If a line in the records contains the string "Borough", show that line.

======== Task material ========

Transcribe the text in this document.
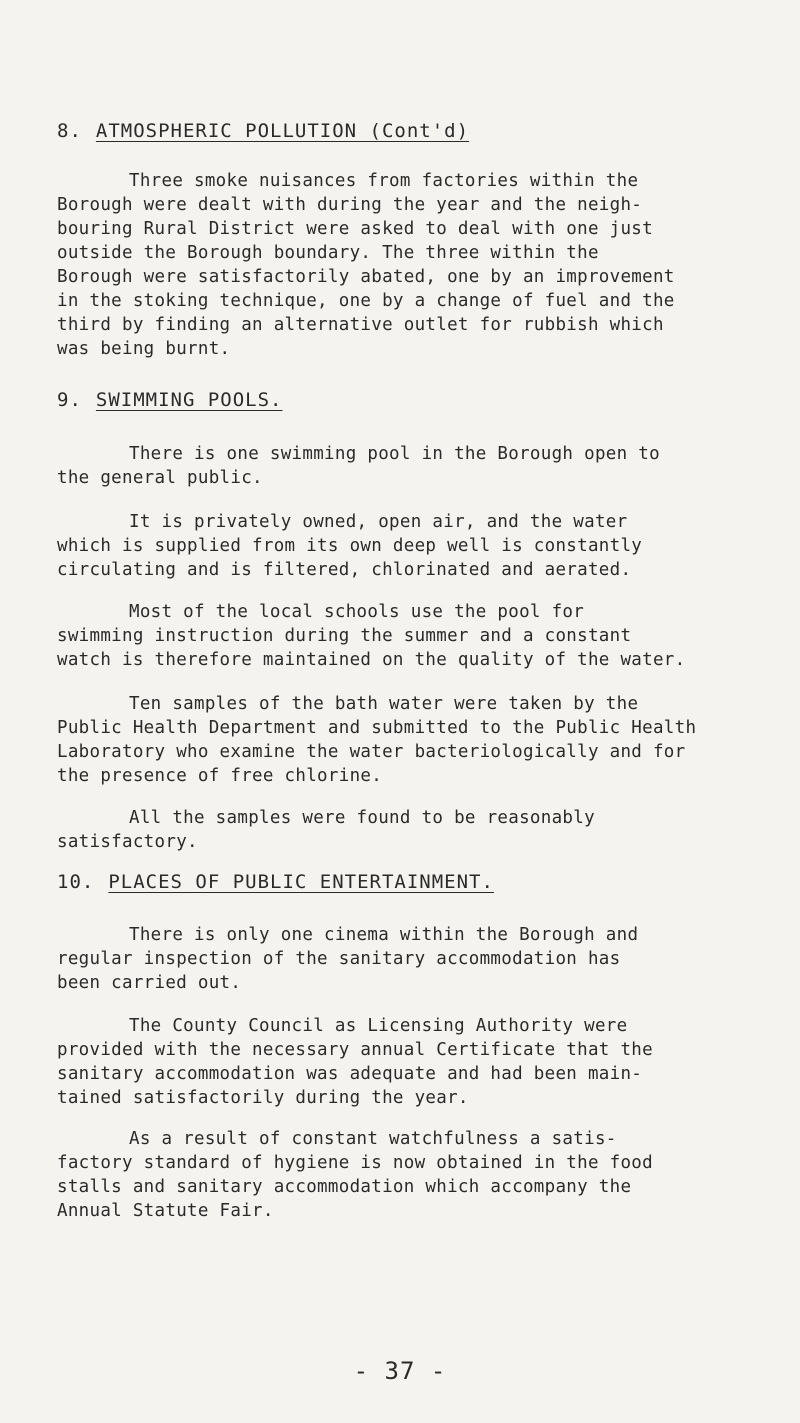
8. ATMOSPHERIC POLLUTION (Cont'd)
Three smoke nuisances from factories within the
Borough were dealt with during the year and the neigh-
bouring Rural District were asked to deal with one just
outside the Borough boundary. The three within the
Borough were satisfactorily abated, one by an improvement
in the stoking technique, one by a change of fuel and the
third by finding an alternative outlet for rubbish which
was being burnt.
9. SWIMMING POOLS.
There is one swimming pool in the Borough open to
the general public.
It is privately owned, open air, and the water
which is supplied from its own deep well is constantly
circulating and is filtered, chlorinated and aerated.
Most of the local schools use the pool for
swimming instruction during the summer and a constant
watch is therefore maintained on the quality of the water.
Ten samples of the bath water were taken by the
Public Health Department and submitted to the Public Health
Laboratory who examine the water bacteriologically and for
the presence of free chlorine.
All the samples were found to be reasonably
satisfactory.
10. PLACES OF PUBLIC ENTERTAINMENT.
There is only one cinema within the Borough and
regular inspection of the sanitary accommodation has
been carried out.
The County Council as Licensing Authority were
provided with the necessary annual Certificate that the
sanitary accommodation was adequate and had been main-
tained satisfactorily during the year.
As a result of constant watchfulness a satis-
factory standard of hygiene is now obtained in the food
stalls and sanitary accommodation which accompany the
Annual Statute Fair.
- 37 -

========

Task response:
Borough were dealt with during the year and the neigh-
outside the Borough boundary. The three within the
Borough were satisfactorily abated, one by an improvement
There is one swimming pool in the Borough open to
There is only one cinema within the Borough and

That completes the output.